Written exercise
Copy out every line of the records below that contains the word "this", matching case exactly.

━━━━━━━━━━━━━━━━━━━━━━━━━━━━━━

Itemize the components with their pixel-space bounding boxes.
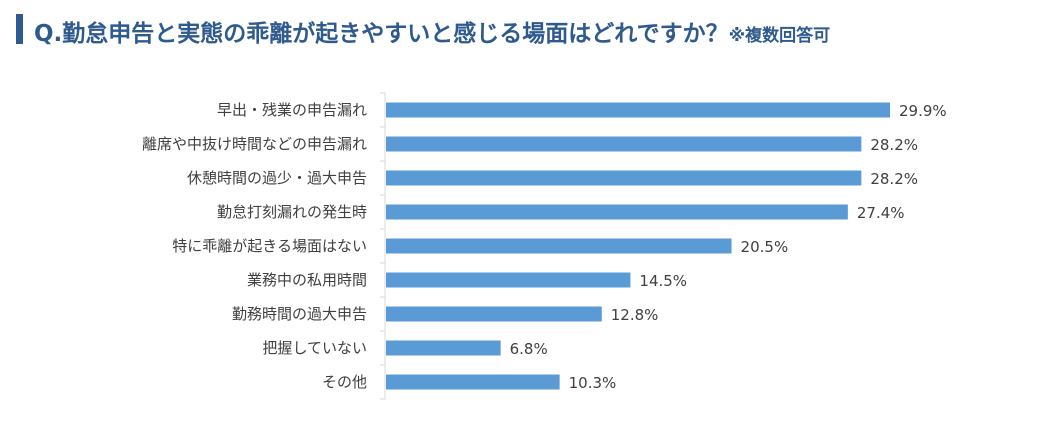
data-label: 28.2% <box>870 136 918 154</box>
data-label: 20.5% <box>741 238 789 256</box>
data-label: 6.8% <box>510 340 548 358</box>
category-label: 業務中の私用時間 <box>247 271 367 289</box>
bar <box>386 102 890 118</box>
title-note: ※複数回答可 <box>728 26 831 46</box>
bar <box>386 170 862 186</box>
chart-title: Q.勤怠申告と実態の乖離が起きやすいと感じる場面はどれですか？※複数回答可 <box>34 14 830 48</box>
bar <box>386 374 560 390</box>
data-label: 28.2% <box>870 170 918 188</box>
data-label: 10.3% <box>569 374 617 392</box>
title-text: Q.勤怠申告と実態の乖離が起きやすいと感じる場面はどれですか？ <box>34 21 729 47</box>
category-label: 離席や中抜け時間などの申告漏れ <box>142 135 367 153</box>
bar <box>386 340 501 356</box>
category-label: 休憩時間の過少・過大申告 <box>187 169 367 187</box>
bar <box>386 238 732 254</box>
category-label: 早出・残業の申告漏れ <box>217 101 367 119</box>
category-label: 勤務時間の過大申告 <box>232 305 367 323</box>
bar <box>386 136 862 152</box>
category-label: 勤怠打刻漏れの発生時 <box>217 203 367 221</box>
data-label: 27.4% <box>857 204 905 222</box>
bar <box>386 306 602 322</box>
data-label: 29.9% <box>899 102 947 120</box>
title-accent-bar <box>16 14 23 44</box>
category-label: その他 <box>322 373 367 391</box>
category-label: 把握していない <box>262 339 367 357</box>
bar <box>386 272 631 288</box>
bar <box>386 204 848 220</box>
category-label: 特に乖離が起きる場面はない <box>172 237 367 255</box>
data-label: 12.8% <box>611 306 659 324</box>
data-label: 14.5% <box>639 272 687 290</box>
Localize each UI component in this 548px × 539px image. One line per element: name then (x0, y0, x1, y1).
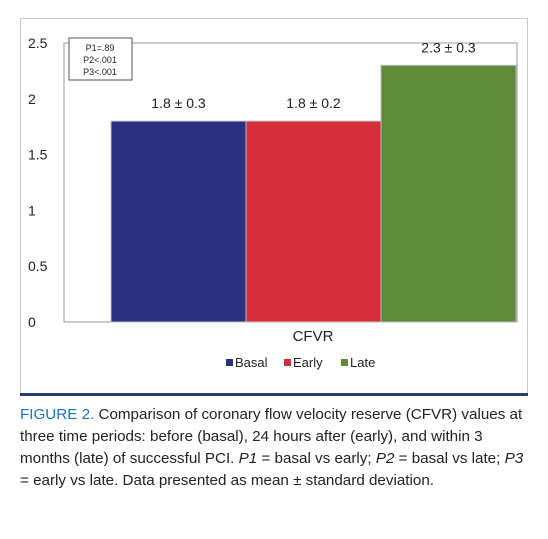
caption-p2: P2 (375, 450, 395, 467)
data-label-basal: 1.8 ± 0.3 (151, 95, 206, 111)
p-value-line: P3<.001 (83, 67, 117, 77)
caption-text-1: Comparison of coronary flow velocity res… (20, 406, 523, 467)
p-value-line: P2<.001 (83, 55, 117, 65)
bar-chart: 0 0.5 1 1.5 2 2.5 1.8 ± 0.3 1.8 ± 0.2 2.3 ± 0.3 C… (28, 35, 518, 370)
caption-text-3: = basal vs late; (394, 450, 505, 467)
caption-p1: P1 (238, 450, 258, 467)
figure-label: FIGURE 2. (20, 406, 95, 423)
figure-caption: FIGURE 2. Comparison of coronary flow ve… (20, 404, 530, 492)
legend-swatch-early (284, 359, 291, 366)
y-tick-label: 2 (28, 91, 36, 107)
bar-basal (110, 120, 247, 323)
p-value-line: P1=.89 (86, 43, 115, 53)
y-tick-label: 1 (28, 202, 36, 218)
x-category-label: CFVR (293, 328, 334, 345)
data-label-early: 1.8 ± 0.2 (286, 95, 341, 111)
y-tick-label: 0.5 (28, 258, 48, 274)
y-tick-label: 1.5 (28, 147, 48, 163)
caption-text-2: = basal vs early; (257, 450, 376, 467)
legend-label-early: Early (293, 355, 323, 370)
data-label-late: 2.3 ± 0.3 (421, 39, 476, 55)
y-tick-label: 0 (28, 314, 36, 330)
figure-divider (20, 393, 528, 396)
legend-label-basal: Basal (235, 355, 268, 370)
caption-p3: P3 (504, 450, 524, 467)
bar-early (245, 120, 382, 323)
legend-swatch-basal (226, 359, 233, 366)
p-value-box (68, 37, 133, 81)
caption-text-4: = early vs late. Data presented as mean … (20, 472, 434, 489)
legend-label-late: Late (350, 355, 375, 370)
bar-late (380, 64, 517, 323)
legend-swatch-late (341, 359, 348, 366)
y-tick-label: 2.5 (28, 35, 48, 51)
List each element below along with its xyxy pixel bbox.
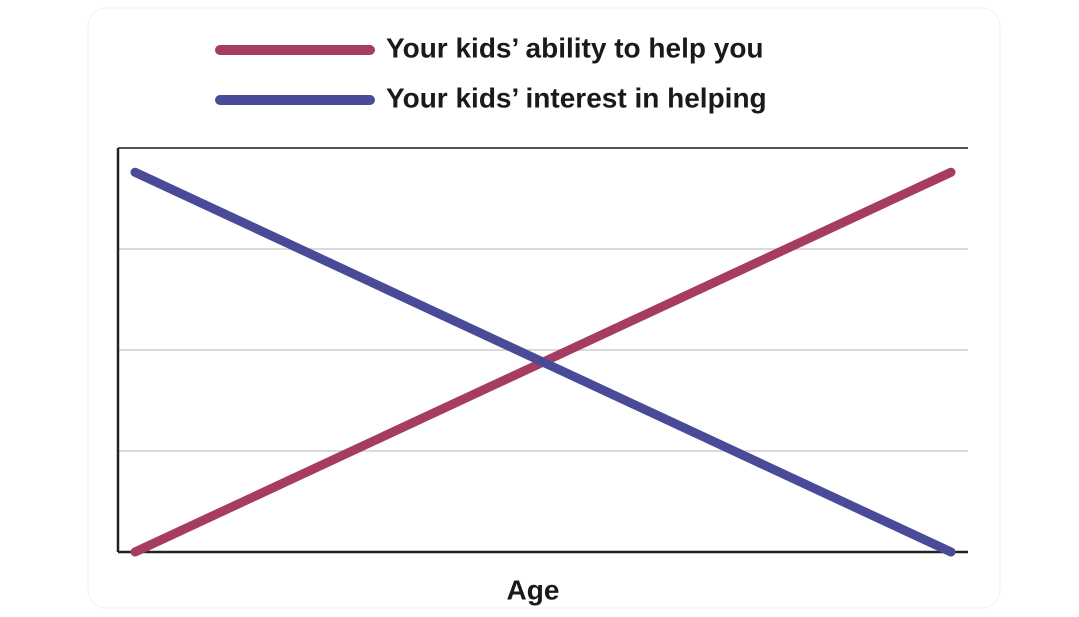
legend-label: Your kids’ ability to help you [386,32,764,63]
legend-label: Your kids’ interest in helping [386,82,767,113]
series-line [130,167,956,557]
card [87,7,1001,609]
x-axis-title: Age [507,574,560,605]
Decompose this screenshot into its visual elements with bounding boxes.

━━━━━━━━━━━━━━━━━━━━━━━━━━━━━━

Result of the task
Localize each UI component in this 548px × 539px image. One line per element: name then (x0, y0, x1, y1).
Decompose this screenshot into its visual elements with bounding boxes.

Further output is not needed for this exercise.